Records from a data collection
========

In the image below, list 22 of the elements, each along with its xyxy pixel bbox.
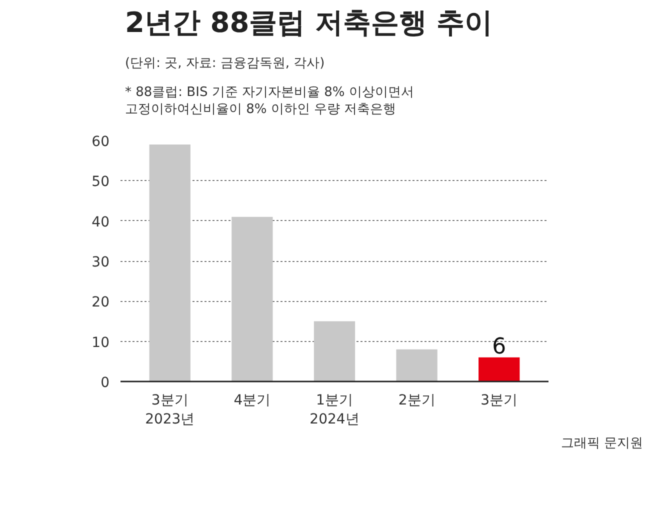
x-tick-label: 3분기 2023년: [145, 392, 195, 428]
bar: [314, 321, 356, 382]
y-tick-label: 60: [92, 134, 110, 150]
text: 그래픽 문지원: [560, 436, 643, 453]
chart-title: 2년간 88클럽 저축은행 추이: [125, 5, 494, 41]
y-tick-label: 30: [92, 254, 110, 270]
bar: [478, 357, 520, 382]
data-label: 6: [492, 334, 506, 360]
text: * 88클럽: BIS 기준 자기자본비율 8% 이상이면서 고정이하여신비율이 8% 이하인 우량 저축은행: [125, 85, 415, 119]
y-tick-label: 0: [100, 375, 110, 391]
y-tick-label: 20: [92, 294, 110, 311]
chart-subtitle: (단위: 곳, 자료: 금융감독원, 각사): [125, 56, 326, 73]
x-tick-label: 4분기: [234, 392, 271, 408]
bar: [396, 349, 438, 382]
bar: [232, 216, 273, 382]
x-tick-label: 3분기: [480, 392, 518, 408]
bar: [149, 144, 190, 382]
x-tick-label: 1분기 2024년: [310, 392, 360, 428]
y-tick-label: 10: [92, 334, 110, 351]
y-tick-label: 40: [92, 214, 110, 230]
y-tick-label: 50: [92, 174, 110, 190]
x-tick-label: 2분기: [398, 392, 436, 408]
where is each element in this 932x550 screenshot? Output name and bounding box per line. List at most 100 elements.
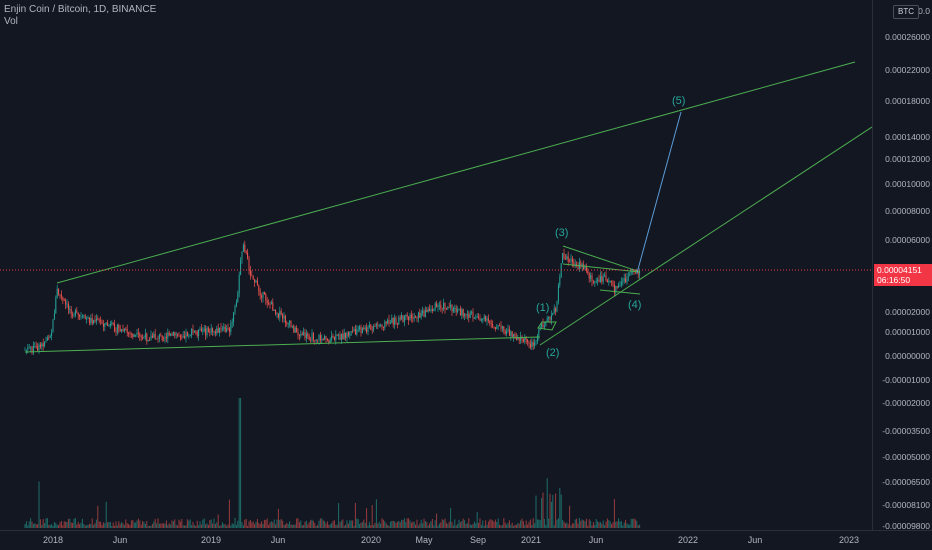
candle-body <box>333 336 335 340</box>
candle-body <box>535 341 537 343</box>
volume-bar <box>44 523 46 528</box>
time-scale-label: 2022 <box>677 535 699 545</box>
candle-body <box>25 349 27 351</box>
volume-bar <box>24 524 26 528</box>
volume-bar <box>571 523 573 528</box>
candle-body <box>97 318 99 320</box>
rising-support-line[interactable] <box>539 126 872 346</box>
price-scale-label: 0.00002000 <box>885 307 930 317</box>
candle-body <box>402 315 404 323</box>
candle-body <box>382 327 384 328</box>
time-scale-label: Jun <box>270 535 286 545</box>
volume-bar <box>255 521 257 528</box>
price-scale-label: 0.00008000 <box>885 206 930 216</box>
volume-bar <box>216 522 218 528</box>
volume-bar <box>625 519 627 528</box>
volume-bar <box>189 519 191 528</box>
candle-body <box>424 310 426 317</box>
volume-bar <box>437 525 439 528</box>
volume-bar <box>226 525 228 528</box>
candle-body <box>199 328 201 330</box>
currency-badge[interactable]: BTC <box>893 5 919 19</box>
candle-body <box>80 316 82 318</box>
volume-bar <box>329 524 331 528</box>
volume-bar <box>486 524 488 528</box>
candle-body <box>350 331 352 332</box>
candle-body <box>210 328 212 333</box>
candle-body <box>448 307 450 309</box>
triangle-upper-line[interactable] <box>562 245 641 273</box>
volume-bar <box>86 525 88 528</box>
time-scale[interactable]: 2018 Jun 2019 Jun 2020 May Sep 2021 Jun 2022 Jun 20… <box>0 530 932 550</box>
triangle-bottom-line[interactable] <box>599 289 641 295</box>
candle-body <box>473 317 475 319</box>
candle-body <box>115 331 117 333</box>
candle-body <box>343 332 345 340</box>
volume-bar <box>175 524 177 528</box>
volume-bar <box>592 522 594 528</box>
volume-bar <box>90 524 92 528</box>
volume-bar <box>77 521 79 528</box>
candle-body <box>94 320 96 322</box>
volume-bar <box>247 525 249 528</box>
candle-body <box>622 281 624 283</box>
candle-body <box>531 342 533 348</box>
candle-body <box>279 310 281 318</box>
candle-body <box>123 328 125 332</box>
volume-bar <box>396 521 398 528</box>
volume-bar <box>262 524 264 528</box>
candle-body <box>185 332 187 338</box>
candle-body <box>577 265 579 269</box>
volume-bar <box>352 520 354 528</box>
flag-box[interactable] <box>537 321 557 331</box>
price-scale-label: -0.00008100 <box>882 500 930 510</box>
volume-bar <box>588 519 590 528</box>
candle-body <box>220 327 222 329</box>
candle-body <box>112 322 114 325</box>
candle-body <box>55 297 57 314</box>
candle-body <box>202 331 204 332</box>
volume-bar <box>563 521 565 528</box>
volume-bar <box>213 518 215 528</box>
candle-body <box>221 328 223 330</box>
volume-bar <box>377 523 379 528</box>
candle-body <box>144 333 146 338</box>
volume-bar <box>308 522 310 528</box>
volume-bar <box>156 523 158 528</box>
price-chart[interactable]: (1) (2) (3) (4) (5) <box>0 0 872 530</box>
lower-trendline[interactable] <box>24 336 541 353</box>
candle-body <box>480 319 482 321</box>
volume-legend[interactable]: Vol <box>4 16 18 27</box>
volume-bar <box>629 524 631 528</box>
candle-body <box>65 300 67 305</box>
chart-area[interactable]: (1) (2) (3) (4) (5) Enjin Coin / Bitcoin… <box>0 0 872 530</box>
volume-bar <box>81 518 83 528</box>
candle-body <box>457 309 459 312</box>
volume-bar <box>599 521 601 528</box>
candle-body <box>339 334 341 340</box>
candle-body <box>205 328 207 336</box>
candle-body <box>430 309 432 312</box>
volume-bar <box>361 522 363 528</box>
volume-bar <box>181 519 183 528</box>
volume-bar <box>606 518 608 528</box>
candle-body <box>559 276 561 286</box>
candle-body <box>594 282 596 284</box>
projection-line[interactable] <box>636 111 682 274</box>
triangle-lower-line[interactable] <box>562 263 641 273</box>
volume-bar <box>406 518 408 528</box>
upper-trendline[interactable] <box>56 61 856 284</box>
candle-body <box>53 313 55 320</box>
volume-bar <box>100 521 102 528</box>
candle-body <box>98 319 100 321</box>
volume-bar <box>328 524 330 528</box>
symbol-title[interactable]: Enjin Coin / Bitcoin, 1D, BINANCE <box>4 4 157 15</box>
candle-body <box>563 252 565 259</box>
volume-bar <box>242 525 244 528</box>
candle-body <box>570 258 572 262</box>
volume-bar <box>48 524 50 528</box>
candle-body <box>258 285 260 291</box>
volume-bar <box>389 521 391 528</box>
volume-bar <box>479 518 481 528</box>
volume-bar <box>125 519 127 528</box>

========

## WHAT TO DO:
Which lines of the material contain the string "trendline"? Pull out every such line in full, matching case exactly.

## SOLUTION:
lower-trendline[interactable] <box>24 336 541 353</box>
upper-trendline[interactable] <box>56 61 856 284</box>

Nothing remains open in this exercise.